■ Stored data:

--*--

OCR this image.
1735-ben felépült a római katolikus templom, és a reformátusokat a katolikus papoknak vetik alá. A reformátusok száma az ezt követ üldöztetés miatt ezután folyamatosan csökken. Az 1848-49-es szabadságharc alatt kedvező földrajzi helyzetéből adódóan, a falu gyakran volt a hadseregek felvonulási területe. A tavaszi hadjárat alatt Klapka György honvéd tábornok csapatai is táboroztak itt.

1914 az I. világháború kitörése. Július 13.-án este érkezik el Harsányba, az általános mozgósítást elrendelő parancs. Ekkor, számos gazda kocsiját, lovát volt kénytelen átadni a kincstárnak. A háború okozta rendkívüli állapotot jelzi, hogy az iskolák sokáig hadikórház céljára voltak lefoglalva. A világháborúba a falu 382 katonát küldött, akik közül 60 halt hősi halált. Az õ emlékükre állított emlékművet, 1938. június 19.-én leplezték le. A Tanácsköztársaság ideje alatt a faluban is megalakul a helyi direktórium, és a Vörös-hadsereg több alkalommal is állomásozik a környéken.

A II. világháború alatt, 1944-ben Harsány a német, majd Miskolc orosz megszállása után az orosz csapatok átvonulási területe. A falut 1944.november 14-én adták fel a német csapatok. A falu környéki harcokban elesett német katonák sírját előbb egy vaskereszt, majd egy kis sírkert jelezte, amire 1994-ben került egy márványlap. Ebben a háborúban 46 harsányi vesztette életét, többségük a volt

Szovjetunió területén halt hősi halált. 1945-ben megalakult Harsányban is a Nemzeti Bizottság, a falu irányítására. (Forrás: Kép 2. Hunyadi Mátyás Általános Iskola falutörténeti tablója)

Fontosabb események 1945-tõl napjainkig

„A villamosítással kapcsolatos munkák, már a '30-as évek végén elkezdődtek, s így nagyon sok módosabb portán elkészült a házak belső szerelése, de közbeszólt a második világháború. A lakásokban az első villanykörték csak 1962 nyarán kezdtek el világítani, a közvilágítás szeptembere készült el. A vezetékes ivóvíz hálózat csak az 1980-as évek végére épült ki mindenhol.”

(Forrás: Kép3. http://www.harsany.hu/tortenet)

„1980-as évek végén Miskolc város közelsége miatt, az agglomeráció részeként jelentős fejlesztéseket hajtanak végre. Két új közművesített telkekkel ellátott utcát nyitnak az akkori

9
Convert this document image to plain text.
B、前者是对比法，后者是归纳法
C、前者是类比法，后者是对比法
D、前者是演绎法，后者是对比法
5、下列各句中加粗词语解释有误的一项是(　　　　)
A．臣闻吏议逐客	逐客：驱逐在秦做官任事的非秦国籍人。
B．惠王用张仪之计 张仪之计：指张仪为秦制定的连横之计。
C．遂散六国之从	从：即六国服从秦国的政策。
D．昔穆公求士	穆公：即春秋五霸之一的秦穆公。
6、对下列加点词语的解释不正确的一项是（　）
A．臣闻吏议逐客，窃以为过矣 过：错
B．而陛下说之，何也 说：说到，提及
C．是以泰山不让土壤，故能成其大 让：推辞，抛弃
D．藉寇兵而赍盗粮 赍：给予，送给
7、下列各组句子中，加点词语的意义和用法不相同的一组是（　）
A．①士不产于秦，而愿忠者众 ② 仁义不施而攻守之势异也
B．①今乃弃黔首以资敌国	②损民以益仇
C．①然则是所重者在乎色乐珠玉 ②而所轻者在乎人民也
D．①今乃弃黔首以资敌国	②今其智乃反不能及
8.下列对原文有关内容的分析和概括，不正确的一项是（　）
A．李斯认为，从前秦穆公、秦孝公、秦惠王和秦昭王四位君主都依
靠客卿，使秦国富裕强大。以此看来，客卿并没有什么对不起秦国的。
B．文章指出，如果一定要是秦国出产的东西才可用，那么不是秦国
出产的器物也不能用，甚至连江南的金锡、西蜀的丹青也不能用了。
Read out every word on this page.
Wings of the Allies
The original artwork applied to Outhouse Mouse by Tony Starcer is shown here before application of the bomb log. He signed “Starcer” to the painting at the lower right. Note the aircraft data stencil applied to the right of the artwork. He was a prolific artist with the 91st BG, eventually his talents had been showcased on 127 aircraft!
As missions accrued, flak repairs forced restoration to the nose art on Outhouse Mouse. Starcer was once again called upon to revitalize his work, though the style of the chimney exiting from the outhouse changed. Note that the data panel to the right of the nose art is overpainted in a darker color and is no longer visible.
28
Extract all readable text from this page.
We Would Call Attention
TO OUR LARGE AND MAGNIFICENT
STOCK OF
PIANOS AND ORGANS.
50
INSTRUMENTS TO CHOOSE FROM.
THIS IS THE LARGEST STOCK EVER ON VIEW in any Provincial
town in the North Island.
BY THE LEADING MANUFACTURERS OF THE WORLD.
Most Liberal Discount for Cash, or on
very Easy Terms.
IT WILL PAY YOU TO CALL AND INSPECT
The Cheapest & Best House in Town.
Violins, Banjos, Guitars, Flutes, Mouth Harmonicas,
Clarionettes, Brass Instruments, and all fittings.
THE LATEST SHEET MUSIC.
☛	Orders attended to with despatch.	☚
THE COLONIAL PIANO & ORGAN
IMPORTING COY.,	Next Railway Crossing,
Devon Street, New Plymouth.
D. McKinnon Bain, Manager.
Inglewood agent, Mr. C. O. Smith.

--*--

■ Required task: Go through the listing and copy all of it exactly.

■ Correct output:
OCR this image.
1735-ben felépült a római katolikus templom, és a reformátusokat a katolikus papoknak vetik alá. A reformátusok száma az ezt követ üldöztetés miatt ezután folyamatosan csökken. Az 1848-49-es szabadságharc alatt kedvező földrajzi helyzetéből adódóan, a falu gyakran volt a hadseregek felvonulási területe. A tavaszi hadjárat alatt Klapka György honvéd tábornok csapatai is táboroztak itt.

1914 az I. világháború kitörése. Július 13.-án este érkezik el Harsányba, az általános mozgósítást elrendelő parancs. Ekkor, számos gazda kocsiját, lovát volt kénytelen átadni a kincstárnak. A háború okozta rendkívüli állapotot jelzi, hogy az iskolák sokáig hadikórház céljára voltak lefoglalva. A világháborúba a falu 382 katonát küldött, akik közül 60 halt hősi halált. Az õ emlékükre állított emlékművet, 1938. június 19.-én leplezték le. A Tanácsköztársaság ideje alatt a faluban is megalakul a helyi direktórium, és a Vörös-hadsereg több alkalommal is állomásozik a környéken.

A II. világháború alatt, 1944-ben Harsány a német, majd Miskolc orosz megszállása után az orosz csapatok átvonulási területe. A falut 1944.november 14-én adták fel a német csapatok. A falu környéki harcokban elesett német katonák sírját előbb egy vaskereszt, majd egy kis sírkert jelezte, amire 1994-ben került egy márványlap. Ebben a háborúban 46 harsányi vesztette életét, többségük a volt

Szovjetunió területén halt hősi halált. 1945-ben megalakult Harsányban is a Nemzeti Bizottság, a falu irányítására. (Forrás: Kép 2. Hunyadi Mátyás Általános Iskola falutörténeti tablója)

Fontosabb események 1945-tõl napjainkig

„A villamosítással kapcsolatos munkák, már a '30-as évek végén elkezdődtek, s így nagyon sok módosabb portán elkészült a házak belső szerelése, de közbeszólt a második világháború. A lakásokban az első villanykörték csak 1962 nyarán kezdtek el világítani, a közvilágítás szeptembere készült el. A vezetékes ivóvíz hálózat csak az 1980-as évek végére épült ki mindenhol.”

(Forrás: Kép3. http://www.harsany.hu/tortenet)

„1980-as évek végén Miskolc város közelsége miatt, az agglomeráció részeként jelentős fejlesztéseket hajtanak végre. Két új közművesített telkekkel ellátott utcát nyitnak az akkori

9
Convert this document image to plain text.
B、前者是对比法，后者是归纳法
C、前者是类比法，后者是对比法
D、前者是演绎法，后者是对比法
5、下列各句中加粗词语解释有误的一项是(　　　　)
A．臣闻吏议逐客	逐客：驱逐在秦做官任事的非秦国籍人。
B．惠王用张仪之计 张仪之计：指张仪为秦制定的连横之计。
C．遂散六国之从	从：即六国服从秦国的政策。
D．昔穆公求士	穆公：即春秋五霸之一的秦穆公。
6、对下列加点词语的解释不正确的一项是（　）
A．臣闻吏议逐客，窃以为过矣 过：错
B．而陛下说之，何也 说：说到，提及
C．是以泰山不让土壤，故能成其大 让：推辞，抛弃
D．藉寇兵而赍盗粮 赍：给予，送给
7、下列各组句子中，加点词语的意义和用法不相同的一组是（　）
A．①士不产于秦，而愿忠者众 ② 仁义不施而攻守之势异也
B．①今乃弃黔首以资敌国	②损民以益仇
C．①然则是所重者在乎色乐珠玉 ②而所轻者在乎人民也
D．①今乃弃黔首以资敌国	②今其智乃反不能及
8.下列对原文有关内容的分析和概括，不正确的一项是（　）
A．李斯认为，从前秦穆公、秦孝公、秦惠王和秦昭王四位君主都依
靠客卿，使秦国富裕强大。以此看来，客卿并没有什么对不起秦国的。
B．文章指出，如果一定要是秦国出产的东西才可用，那么不是秦国
出产的器物也不能用，甚至连江南的金锡、西蜀的丹青也不能用了。
Read out every word on this page.
Wings of the Allies
The original artwork applied to Outhouse Mouse by Tony Starcer is shown here before application of the bomb log. He signed “Starcer” to the painting at the lower right. Note the aircraft data stencil applied to the right of the artwork. He was a prolific artist with the 91st BG, eventually his talents had been showcased on 127 aircraft!
As missions accrued, flak repairs forced restoration to the nose art on Outhouse Mouse. Starcer was once again called upon to revitalize his work, though the style of the chimney exiting from the outhouse changed. Note that the data panel to the right of the nose art is overpainted in a darker color and is no longer visible.
28
Extract all readable text from this page.
We Would Call Attention
TO OUR LARGE AND MAGNIFICENT
STOCK OF
PIANOS AND ORGANS.
50
INSTRUMENTS TO CHOOSE FROM.
THIS IS THE LARGEST STOCK EVER ON VIEW in any Provincial
town in the North Island.
BY THE LEADING MANUFACTURERS OF THE WORLD.
Most Liberal Discount for Cash, or on
very Easy Terms.
IT WILL PAY YOU TO CALL AND INSPECT
The Cheapest & Best House in Town.
Violins, Banjos, Guitars, Flutes, Mouth Harmonicas,
Clarionettes, Brass Instruments, and all fittings.
THE LATEST SHEET MUSIC.
☛	Orders attended to with despatch.	☚
THE COLONIAL PIANO & ORGAN
IMPORTING COY.,	Next Railway Crossing,
Devon Street, New Plymouth.
D. McKinnon Bain, Manager.
Inglewood agent, Mr. C. O. Smith.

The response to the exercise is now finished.